Records from a collection:
..........
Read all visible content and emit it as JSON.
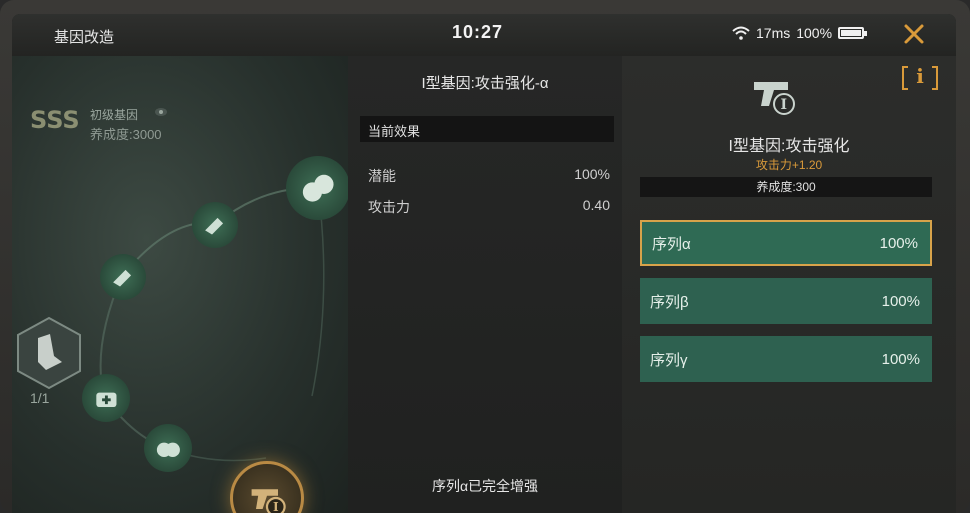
{
  "header": {
    "title": "基因改造",
    "clock": "10:27",
    "latency": "17ms",
    "battery": "100%"
  },
  "tree": {
    "tier_label": "初级基因",
    "cultivation": "养成度:3000",
    "page_count": "1/1",
    "badge_text": "SSS"
  },
  "middle": {
    "title": "I型基因:攻击强化-α",
    "effect_header": "当前效果",
    "stats": [
      {
        "label": "潜能",
        "value": "100%"
      },
      {
        "label": "攻击力",
        "value": "0.40"
      }
    ],
    "footer": "序列α已完全增强"
  },
  "right": {
    "info_label": "i",
    "gene_name": "I型基因:攻击强化",
    "bonus": "攻击力+1.20",
    "cultivation": "养成度:300",
    "sequences": [
      {
        "label": "序列α",
        "value": "100%"
      },
      {
        "label": "序列β",
        "value": "100%"
      },
      {
        "label": "序列γ",
        "value": "100%"
      }
    ]
  },
  "colors": {
    "accent_orange": "#d99a3a",
    "sequence_green": "#2e6150",
    "node_green": "#3e6e55"
  }
}
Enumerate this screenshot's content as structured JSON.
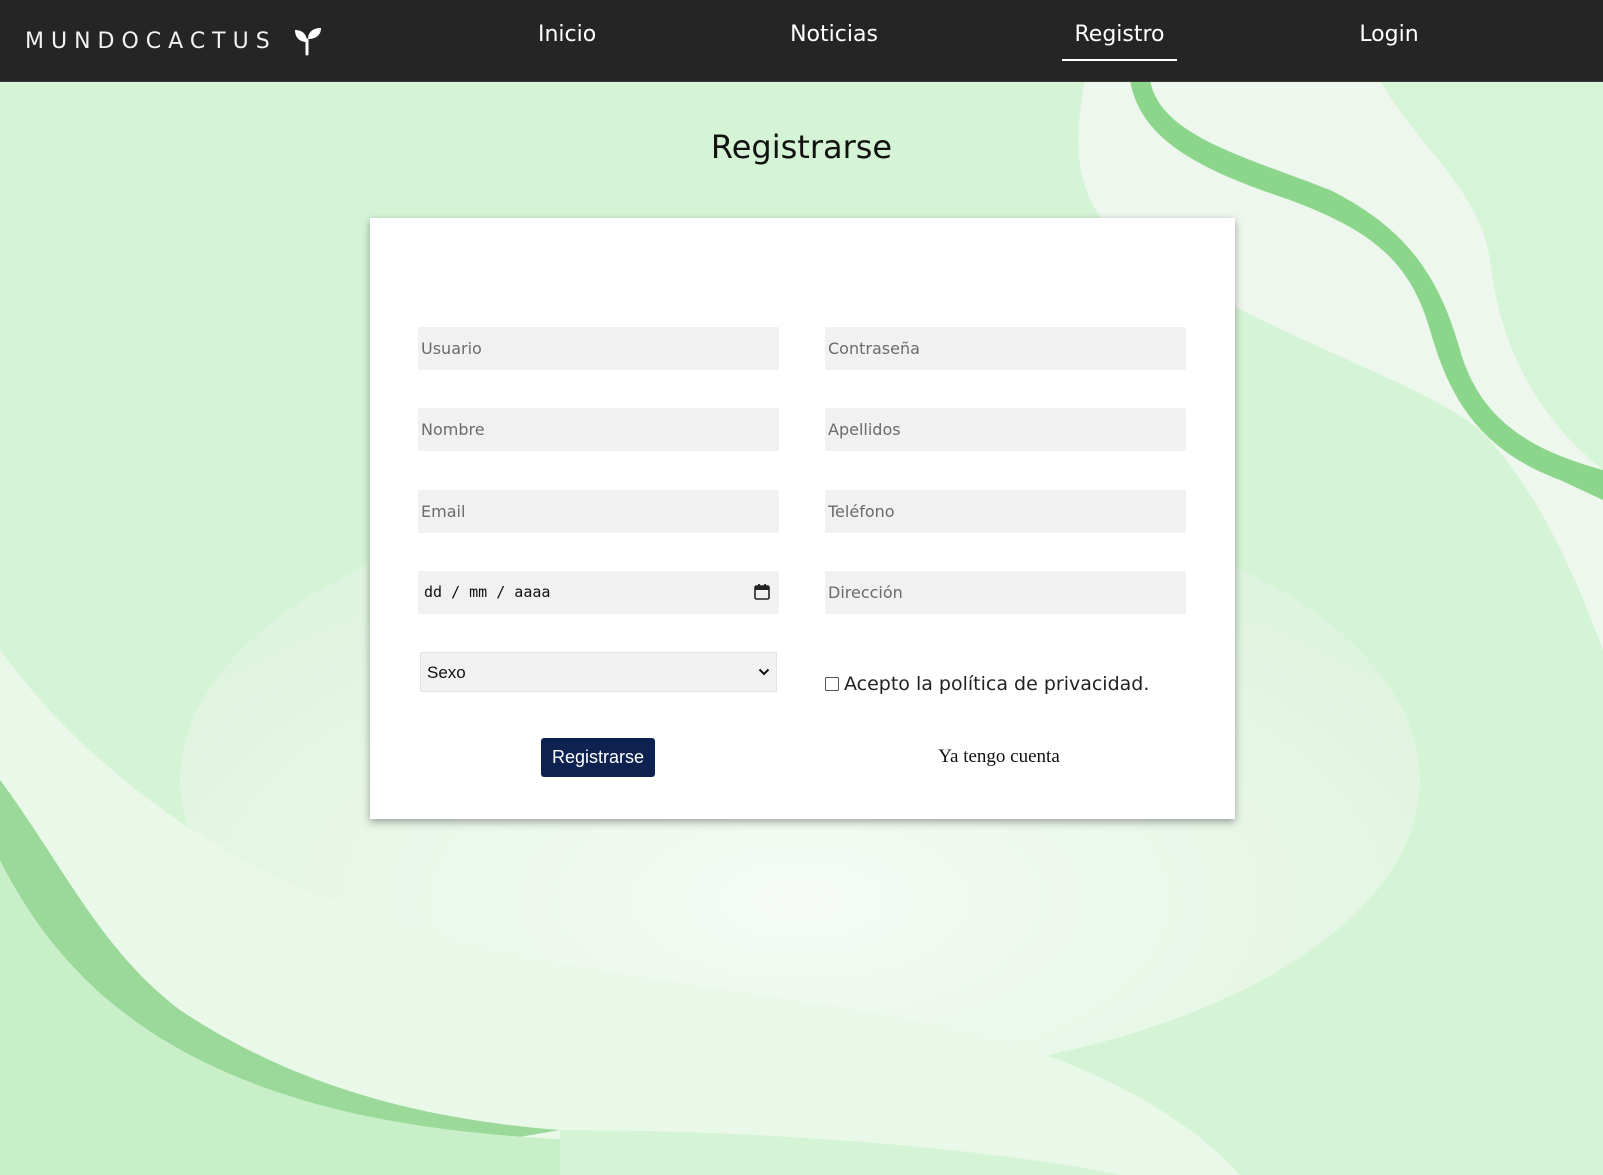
{
  "colors": {
    "navbar_background": "#252525",
    "page_background": "#d6f5d6",
    "accent_green": "#7fcf7f",
    "submit_button": "#0e2251"
  },
  "brand": {
    "name": "MUNDOCACTUS",
    "icon": "sprout-icon"
  },
  "nav": {
    "items": [
      {
        "label": "Inicio"
      },
      {
        "label": "Noticias"
      },
      {
        "label": "Registro",
        "active": true
      },
      {
        "label": "Login"
      }
    ]
  },
  "page": {
    "title": "Registrarse"
  },
  "form": {
    "fields": {
      "usuario": "Usuario",
      "contrasena": "Contraseña",
      "nombre": "Nombre",
      "apellidos": "Apellidos",
      "email": "Email",
      "telefono": "Teléfono",
      "direccion": "Dirección"
    },
    "date": {
      "placeholder": "dd / mm / aaaa",
      "icon": "calendar-icon"
    },
    "sexo": {
      "selected": "Sexo",
      "icon": "chevron-down-icon"
    },
    "privacy": {
      "label": "Acepto la política de privacidad.",
      "checked": false
    },
    "submit_label": "Registrarse",
    "login_link": "Ya tengo cuenta"
  }
}
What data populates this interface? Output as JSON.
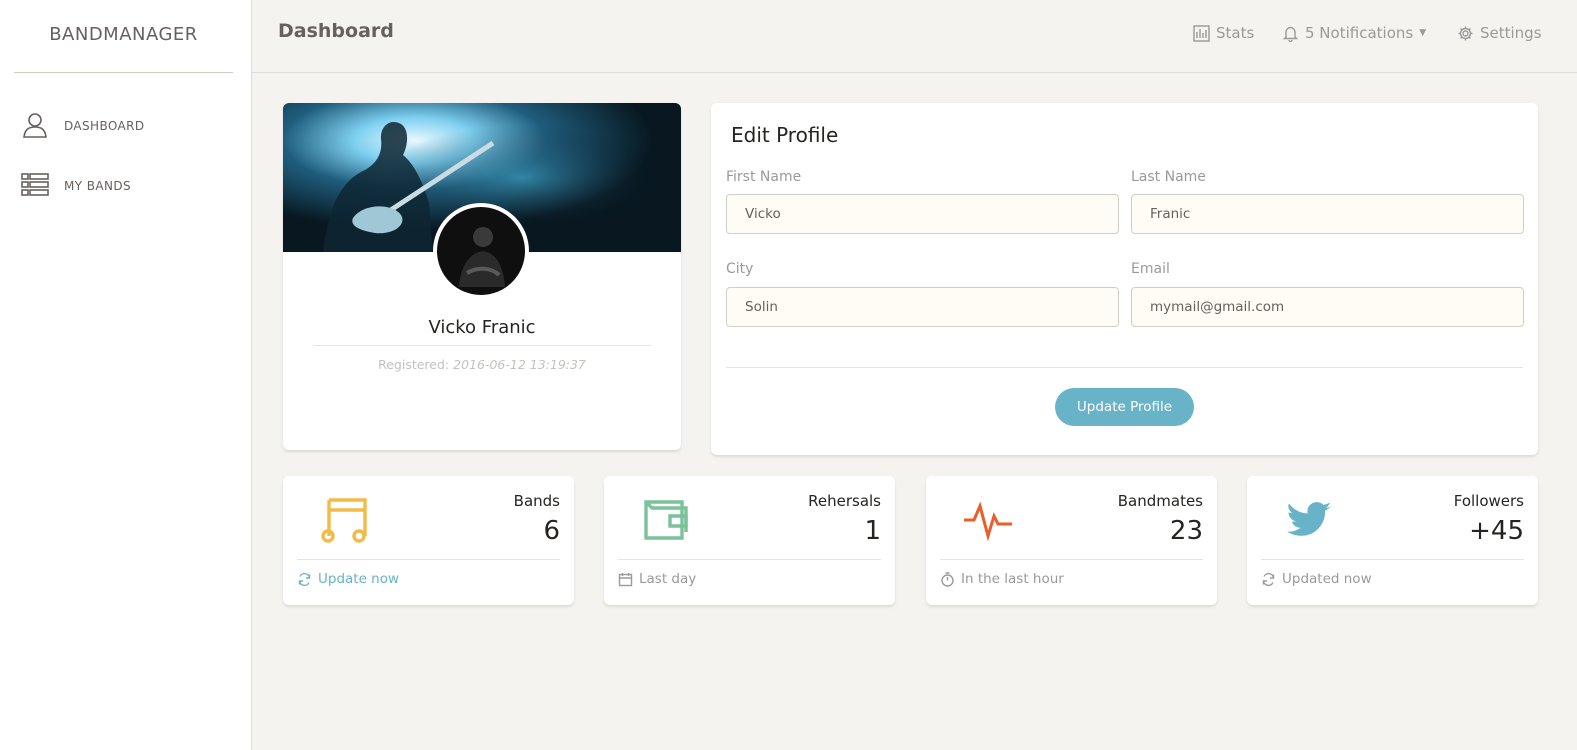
{
  "sidebar": {
    "brand": "BANDMANAGER",
    "items": [
      {
        "label": "DASHBOARD",
        "icon": "user-icon"
      },
      {
        "label": "MY BANDS",
        "icon": "list-icon"
      }
    ]
  },
  "topbar": {
    "title": "Dashboard",
    "stats_label": "Stats",
    "notifications_label": "5 Notifications",
    "settings_label": "Settings"
  },
  "profile": {
    "name": "Vicko Franic",
    "registered_label": "Registered:",
    "registered_date": "2016-06-12 13:19:37"
  },
  "edit_profile": {
    "title": "Edit Profile",
    "first_name_label": "First Name",
    "first_name_value": "Vicko",
    "last_name_label": "Last Name",
    "last_name_value": "Franic",
    "city_label": "City",
    "city_value": "Solin",
    "email_label": "Email",
    "email_value": "mymail@gmail.com",
    "submit_label": "Update Profile"
  },
  "stats": [
    {
      "label": "Bands",
      "value": "6",
      "footer": "Update now",
      "icon": "music-note-icon",
      "color": "#f3bb45"
    },
    {
      "label": "Rehersals",
      "value": "1",
      "footer": "Last day",
      "icon": "wallet-icon",
      "color": "#7ac29a"
    },
    {
      "label": "Bandmates",
      "value": "23",
      "footer": "In the last hour",
      "icon": "pulse-icon",
      "color": "#eb5e28"
    },
    {
      "label": "Followers",
      "value": "+45",
      "footer": "Updated now",
      "icon": "twitter-icon",
      "color": "#68b3c8"
    }
  ],
  "colors": {
    "accent": "#68b3c8",
    "background": "#f4f3ef",
    "input_background": "#fffcf5"
  }
}
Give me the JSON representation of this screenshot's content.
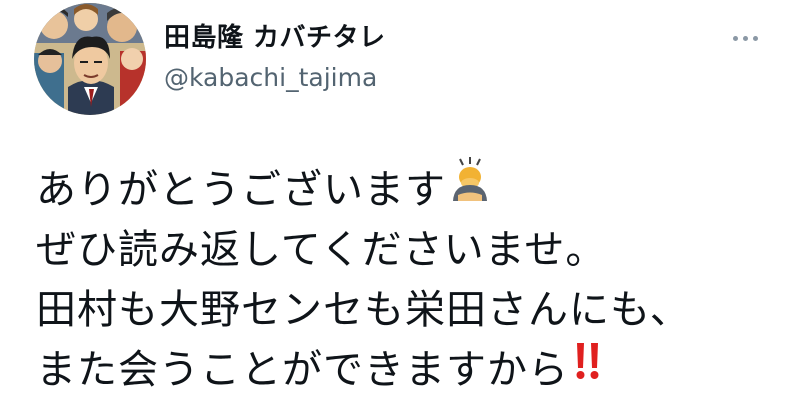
{
  "author": {
    "display_name": "田島隆 カバチタレ",
    "handle": "@kabachi_tajima",
    "avatar_icon": "manga-characters-avatar"
  },
  "actions": {
    "more_icon": "more-dots-icon"
  },
  "tweet": {
    "lines": [
      "ありがとうございます",
      "ぜひ読み返してくださいませ。",
      "田村も大野センセも栄田さんにも、",
      "また会うことができますから"
    ],
    "emojis": {
      "line1": "bowing-person-emoji",
      "line4": "double-exclamation-emoji"
    }
  },
  "colors": {
    "text": "#0f1419",
    "secondary": "#536471",
    "exclamation": "#e0201f"
  }
}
..........
• [WRITTEN INSTRUCTION] Output the data exactly. Pictures don't belong in the result.

• [SOLUTION BELOW]
Read all visible content and emit it as JSON.
{
  "header": {
    "title": "基因改造",
    "clock": "10:27",
    "latency": "17ms",
    "battery": "100%"
  },
  "tree": {
    "tier_label": "初级基因",
    "cultivation": "养成度:3000",
    "page_count": "1/1",
    "badge_text": "SSS"
  },
  "middle": {
    "title": "I型基因:攻击强化-α",
    "effect_header": "当前效果",
    "stats": [
      {
        "label": "潜能",
        "value": "100%"
      },
      {
        "label": "攻击力",
        "value": "0.40"
      }
    ],
    "footer": "序列α已完全增强"
  },
  "right": {
    "info_label": "i",
    "gene_name": "I型基因:攻击强化",
    "bonus": "攻击力+1.20",
    "cultivation": "养成度:300",
    "sequences": [
      {
        "label": "序列α",
        "value": "100%"
      },
      {
        "label": "序列β",
        "value": "100%"
      },
      {
        "label": "序列γ",
        "value": "100%"
      }
    ]
  },
  "colors": {
    "accent_orange": "#d99a3a",
    "sequence_green": "#2e6150",
    "node_green": "#3e6e55"
  }
}
Enumerate this screenshot's content as structured JSON.
{
  "colors": {
    "navbar_background": "#252525",
    "page_background": "#d6f5d6",
    "accent_green": "#7fcf7f",
    "submit_button": "#0e2251"
  },
  "brand": {
    "name": "MUNDOCACTUS",
    "icon": "sprout-icon"
  },
  "nav": {
    "items": [
      {
        "label": "Inicio"
      },
      {
        "label": "Noticias"
      },
      {
        "label": "Registro",
        "active": true
      },
      {
        "label": "Login"
      }
    ]
  },
  "page": {
    "title": "Registrarse"
  },
  "form": {
    "fields": {
      "usuario": "Usuario",
      "contrasena": "Contraseña",
      "nombre": "Nombre",
      "apellidos": "Apellidos",
      "email": "Email",
      "telefono": "Teléfono",
      "direccion": "Dirección"
    },
    "date": {
      "placeholder": "dd / mm / aaaa",
      "icon": "calendar-icon"
    },
    "sexo": {
      "selected": "Sexo",
      "icon": "chevron-down-icon"
    },
    "privacy": {
      "label": "Acepto la política de privacidad.",
      "checked": false
    },
    "submit_label": "Registrarse",
    "login_link": "Ya tengo cuenta"
  }
}
What data populates this interface? Output as JSON.
{
  "sidebar": {
    "brand": "BANDMANAGER",
    "items": [
      {
        "label": "DASHBOARD",
        "icon": "user-icon"
      },
      {
        "label": "MY BANDS",
        "icon": "list-icon"
      }
    ]
  },
  "topbar": {
    "title": "Dashboard",
    "stats_label": "Stats",
    "notifications_label": "5 Notifications",
    "settings_label": "Settings"
  },
  "profile": {
    "name": "Vicko Franic",
    "registered_label": "Registered:",
    "registered_date": "2016-06-12 13:19:37"
  },
  "edit_profile": {
    "title": "Edit Profile",
    "first_name_label": "First Name",
    "first_name_value": "Vicko",
    "last_name_label": "Last Name",
    "last_name_value": "Franic",
    "city_label": "City",
    "city_value": "Solin",
    "email_label": "Email",
    "email_value": "mymail@gmail.com",
    "submit_label": "Update Profile"
  },
  "stats": [
    {
      "label": "Bands",
      "value": "6",
      "footer": "Update now",
      "icon": "music-note-icon",
      "color": "#f3bb45"
    },
    {
      "label": "Rehersals",
      "value": "1",
      "footer": "Last day",
      "icon": "wallet-icon",
      "color": "#7ac29a"
    },
    {
      "label": "Bandmates",
      "value": "23",
      "footer": "In the last hour",
      "icon": "pulse-icon",
      "color": "#eb5e28"
    },
    {
      "label": "Followers",
      "value": "+45",
      "footer": "Updated now",
      "icon": "twitter-icon",
      "color": "#68b3c8"
    }
  ],
  "colors": {
    "accent": "#68b3c8",
    "background": "#f4f3ef",
    "input_background": "#fffcf5"
  }
}
Give me the JSON representation of this screenshot's content.
{
  "author": {
    "display_name": "田島隆 カバチタレ",
    "handle": "@kabachi_tajima",
    "avatar_icon": "manga-characters-avatar"
  },
  "actions": {
    "more_icon": "more-dots-icon"
  },
  "tweet": {
    "lines": [
      "ありがとうございます",
      "ぜひ読み返してくださいませ。",
      "田村も大野センセも栄田さんにも、",
      "また会うことができますから"
    ],
    "emojis": {
      "line1": "bowing-person-emoji",
      "line4": "double-exclamation-emoji"
    }
  },
  "colors": {
    "text": "#0f1419",
    "secondary": "#536471",
    "exclamation": "#e0201f"
  }
}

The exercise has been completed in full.